* BEGIN *

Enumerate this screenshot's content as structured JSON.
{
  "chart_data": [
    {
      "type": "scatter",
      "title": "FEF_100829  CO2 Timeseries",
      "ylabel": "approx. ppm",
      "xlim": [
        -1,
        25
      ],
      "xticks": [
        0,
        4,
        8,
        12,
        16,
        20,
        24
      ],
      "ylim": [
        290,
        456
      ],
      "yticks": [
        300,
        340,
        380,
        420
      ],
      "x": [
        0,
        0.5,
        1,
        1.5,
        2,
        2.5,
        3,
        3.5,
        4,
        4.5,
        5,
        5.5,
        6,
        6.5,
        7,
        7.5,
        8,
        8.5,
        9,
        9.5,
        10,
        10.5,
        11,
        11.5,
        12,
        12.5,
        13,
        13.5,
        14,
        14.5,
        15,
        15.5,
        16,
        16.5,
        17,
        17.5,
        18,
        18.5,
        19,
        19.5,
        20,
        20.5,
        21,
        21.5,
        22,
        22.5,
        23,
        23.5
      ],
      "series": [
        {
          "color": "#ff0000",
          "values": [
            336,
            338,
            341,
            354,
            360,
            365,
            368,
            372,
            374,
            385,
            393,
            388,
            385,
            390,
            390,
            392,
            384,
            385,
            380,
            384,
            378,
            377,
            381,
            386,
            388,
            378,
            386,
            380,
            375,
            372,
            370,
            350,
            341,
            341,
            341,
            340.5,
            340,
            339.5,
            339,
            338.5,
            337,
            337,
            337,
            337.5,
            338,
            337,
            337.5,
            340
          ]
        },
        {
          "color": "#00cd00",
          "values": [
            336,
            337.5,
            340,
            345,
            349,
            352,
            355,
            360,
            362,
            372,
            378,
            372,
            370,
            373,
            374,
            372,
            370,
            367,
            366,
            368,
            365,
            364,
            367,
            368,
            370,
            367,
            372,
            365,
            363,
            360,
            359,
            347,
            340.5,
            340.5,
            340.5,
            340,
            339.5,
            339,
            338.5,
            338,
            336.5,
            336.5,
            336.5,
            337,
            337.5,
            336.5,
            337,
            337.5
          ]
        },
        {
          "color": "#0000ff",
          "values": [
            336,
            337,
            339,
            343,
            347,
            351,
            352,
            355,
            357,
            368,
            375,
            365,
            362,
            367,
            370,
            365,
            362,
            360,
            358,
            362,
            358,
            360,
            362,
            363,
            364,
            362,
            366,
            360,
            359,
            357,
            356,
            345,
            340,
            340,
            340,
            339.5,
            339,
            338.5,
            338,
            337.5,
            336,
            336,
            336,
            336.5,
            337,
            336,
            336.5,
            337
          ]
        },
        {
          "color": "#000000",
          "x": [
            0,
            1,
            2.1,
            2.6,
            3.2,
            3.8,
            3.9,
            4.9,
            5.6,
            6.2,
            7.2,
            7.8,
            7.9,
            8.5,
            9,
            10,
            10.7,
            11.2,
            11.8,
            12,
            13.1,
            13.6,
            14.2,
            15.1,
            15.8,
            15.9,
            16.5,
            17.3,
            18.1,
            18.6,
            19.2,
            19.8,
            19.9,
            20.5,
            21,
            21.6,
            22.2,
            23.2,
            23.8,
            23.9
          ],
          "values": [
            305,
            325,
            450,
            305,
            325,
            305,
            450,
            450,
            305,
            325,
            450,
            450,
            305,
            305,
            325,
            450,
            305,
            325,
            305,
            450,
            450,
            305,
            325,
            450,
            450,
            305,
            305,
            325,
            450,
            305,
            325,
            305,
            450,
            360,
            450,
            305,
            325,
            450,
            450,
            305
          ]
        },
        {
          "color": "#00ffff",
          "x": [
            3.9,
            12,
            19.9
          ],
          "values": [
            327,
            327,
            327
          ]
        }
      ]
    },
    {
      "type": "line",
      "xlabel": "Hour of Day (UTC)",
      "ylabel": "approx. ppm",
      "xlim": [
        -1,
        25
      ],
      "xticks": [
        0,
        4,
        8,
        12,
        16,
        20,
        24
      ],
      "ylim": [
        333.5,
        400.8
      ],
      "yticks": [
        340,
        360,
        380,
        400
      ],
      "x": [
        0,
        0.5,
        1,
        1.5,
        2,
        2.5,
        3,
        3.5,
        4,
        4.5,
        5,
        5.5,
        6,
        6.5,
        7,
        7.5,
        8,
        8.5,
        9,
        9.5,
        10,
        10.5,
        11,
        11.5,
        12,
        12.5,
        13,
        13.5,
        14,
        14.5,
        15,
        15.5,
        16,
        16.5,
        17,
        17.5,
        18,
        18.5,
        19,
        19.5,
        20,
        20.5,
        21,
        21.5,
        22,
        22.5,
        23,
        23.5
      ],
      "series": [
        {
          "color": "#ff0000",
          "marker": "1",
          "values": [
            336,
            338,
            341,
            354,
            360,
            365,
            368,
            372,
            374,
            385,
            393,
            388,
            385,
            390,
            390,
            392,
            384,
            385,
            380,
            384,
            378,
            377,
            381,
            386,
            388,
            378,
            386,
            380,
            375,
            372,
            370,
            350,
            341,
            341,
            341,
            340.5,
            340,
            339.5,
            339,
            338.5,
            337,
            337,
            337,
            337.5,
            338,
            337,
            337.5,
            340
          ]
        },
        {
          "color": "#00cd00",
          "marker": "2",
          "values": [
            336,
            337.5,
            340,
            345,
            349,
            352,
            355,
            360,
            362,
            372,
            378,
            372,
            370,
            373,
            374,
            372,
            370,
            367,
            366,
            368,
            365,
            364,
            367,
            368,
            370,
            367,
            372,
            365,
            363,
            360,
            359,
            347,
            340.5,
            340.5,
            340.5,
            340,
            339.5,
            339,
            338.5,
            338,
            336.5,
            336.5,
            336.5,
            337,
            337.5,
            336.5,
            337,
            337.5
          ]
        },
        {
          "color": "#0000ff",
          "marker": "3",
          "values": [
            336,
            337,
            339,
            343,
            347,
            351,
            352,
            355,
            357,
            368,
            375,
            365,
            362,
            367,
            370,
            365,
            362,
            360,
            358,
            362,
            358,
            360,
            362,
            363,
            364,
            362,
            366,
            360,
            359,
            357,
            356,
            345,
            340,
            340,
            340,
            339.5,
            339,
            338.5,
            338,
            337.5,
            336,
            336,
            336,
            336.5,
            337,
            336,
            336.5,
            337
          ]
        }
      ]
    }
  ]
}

* END *

◆ **The problem**:
Copy every record exactly as presented.

◆ **Reply**:
Enumerate this screenshot's content as structured JSON.
{
  "chart_data": [
    {
      "type": "scatter",
      "title": "FEF_100829  CO2 Timeseries",
      "ylabel": "approx. ppm",
      "xlim": [
        -1,
        25
      ],
      "xticks": [
        0,
        4,
        8,
        12,
        16,
        20,
        24
      ],
      "ylim": [
        290,
        456
      ],
      "yticks": [
        300,
        340,
        380,
        420
      ],
      "x": [
        0,
        0.5,
        1,
        1.5,
        2,
        2.5,
        3,
        3.5,
        4,
        4.5,
        5,
        5.5,
        6,
        6.5,
        7,
        7.5,
        8,
        8.5,
        9,
        9.5,
        10,
        10.5,
        11,
        11.5,
        12,
        12.5,
        13,
        13.5,
        14,
        14.5,
        15,
        15.5,
        16,
        16.5,
        17,
        17.5,
        18,
        18.5,
        19,
        19.5,
        20,
        20.5,
        21,
        21.5,
        22,
        22.5,
        23,
        23.5
      ],
      "series": [
        {
          "color": "#ff0000",
          "values": [
            336,
            338,
            341,
            354,
            360,
            365,
            368,
            372,
            374,
            385,
            393,
            388,
            385,
            390,
            390,
            392,
            384,
            385,
            380,
            384,
            378,
            377,
            381,
            386,
            388,
            378,
            386,
            380,
            375,
            372,
            370,
            350,
            341,
            341,
            341,
            340.5,
            340,
            339.5,
            339,
            338.5,
            337,
            337,
            337,
            337.5,
            338,
            337,
            337.5,
            340
          ]
        },
        {
          "color": "#00cd00",
          "values": [
            336,
            337.5,
            340,
            345,
            349,
            352,
            355,
            360,
            362,
            372,
            378,
            372,
            370,
            373,
            374,
            372,
            370,
            367,
            366,
            368,
            365,
            364,
            367,
            368,
            370,
            367,
            372,
            365,
            363,
            360,
            359,
            347,
            340.5,
            340.5,
            340.5,
            340,
            339.5,
            339,
            338.5,
            338,
            336.5,
            336.5,
            336.5,
            337,
            337.5,
            336.5,
            337,
            337.5
          ]
        },
        {
          "color": "#0000ff",
          "values": [
            336,
            337,
            339,
            343,
            347,
            351,
            352,
            355,
            357,
            368,
            375,
            365,
            362,
            367,
            370,
            365,
            362,
            360,
            358,
            362,
            358,
            360,
            362,
            363,
            364,
            362,
            366,
            360,
            359,
            357,
            356,
            345,
            340,
            340,
            340,
            339.5,
            339,
            338.5,
            338,
            337.5,
            336,
            336,
            336,
            336.5,
            337,
            336,
            336.5,
            337
          ]
        },
        {
          "color": "#000000",
          "x": [
            0,
            1,
            2.1,
            2.6,
            3.2,
            3.8,
            3.9,
            4.9,
            5.6,
            6.2,
            7.2,
            7.8,
            7.9,
            8.5,
            9,
            10,
            10.7,
            11.2,
            11.8,
            12,
            13.1,
            13.6,
            14.2,
            15.1,
            15.8,
            15.9,
            16.5,
            17.3,
            18.1,
            18.6,
            19.2,
            19.8,
            19.9,
            20.5,
            21,
            21.6,
            22.2,
            23.2,
            23.8,
            23.9
          ],
          "values": [
            305,
            325,
            450,
            305,
            325,
            305,
            450,
            450,
            305,
            325,
            450,
            450,
            305,
            305,
            325,
            450,
            305,
            325,
            305,
            450,
            450,
            305,
            325,
            450,
            450,
            305,
            305,
            325,
            450,
            305,
            325,
            305,
            450,
            360,
            450,
            305,
            325,
            450,
            450,
            305
          ]
        },
        {
          "color": "#00ffff",
          "x": [
            3.9,
            12,
            19.9
          ],
          "values": [
            327,
            327,
            327
          ]
        }
      ]
    },
    {
      "type": "line",
      "xlabel": "Hour of Day (UTC)",
      "ylabel": "approx. ppm",
      "xlim": [
        -1,
        25
      ],
      "xticks": [
        0,
        4,
        8,
        12,
        16,
        20,
        24
      ],
      "ylim": [
        333.5,
        400.8
      ],
      "yticks": [
        340,
        360,
        380,
        400
      ],
      "x": [
        0,
        0.5,
        1,
        1.5,
        2,
        2.5,
        3,
        3.5,
        4,
        4.5,
        5,
        5.5,
        6,
        6.5,
        7,
        7.5,
        8,
        8.5,
        9,
        9.5,
        10,
        10.5,
        11,
        11.5,
        12,
        12.5,
        13,
        13.5,
        14,
        14.5,
        15,
        15.5,
        16,
        16.5,
        17,
        17.5,
        18,
        18.5,
        19,
        19.5,
        20,
        20.5,
        21,
        21.5,
        22,
        22.5,
        23,
        23.5
      ],
      "series": [
        {
          "color": "#ff0000",
          "marker": "1",
          "values": [
            336,
            338,
            341,
            354,
            360,
            365,
            368,
            372,
            374,
            385,
            393,
            388,
            385,
            390,
            390,
            392,
            384,
            385,
            380,
            384,
            378,
            377,
            381,
            386,
            388,
            378,
            386,
            380,
            375,
            372,
            370,
            350,
            341,
            341,
            341,
            340.5,
            340,
            339.5,
            339,
            338.5,
            337,
            337,
            337,
            337.5,
            338,
            337,
            337.5,
            340
          ]
        },
        {
          "color": "#00cd00",
          "marker": "2",
          "values": [
            336,
            337.5,
            340,
            345,
            349,
            352,
            355,
            360,
            362,
            372,
            378,
            372,
            370,
            373,
            374,
            372,
            370,
            367,
            366,
            368,
            365,
            364,
            367,
            368,
            370,
            367,
            372,
            365,
            363,
            360,
            359,
            347,
            340.5,
            340.5,
            340.5,
            340,
            339.5,
            339,
            338.5,
            338,
            336.5,
            336.5,
            336.5,
            337,
            337.5,
            336.5,
            337,
            337.5
          ]
        },
        {
          "color": "#0000ff",
          "marker": "3",
          "values": [
            336,
            337,
            339,
            343,
            347,
            351,
            352,
            355,
            357,
            368,
            375,
            365,
            362,
            367,
            370,
            365,
            362,
            360,
            358,
            362,
            358,
            360,
            362,
            363,
            364,
            362,
            366,
            360,
            359,
            357,
            356,
            345,
            340,
            340,
            340,
            339.5,
            339,
            338.5,
            338,
            337.5,
            336,
            336,
            336,
            336.5,
            337,
            336,
            336.5,
            337
          ]
        }
      ]
    }
  ]
}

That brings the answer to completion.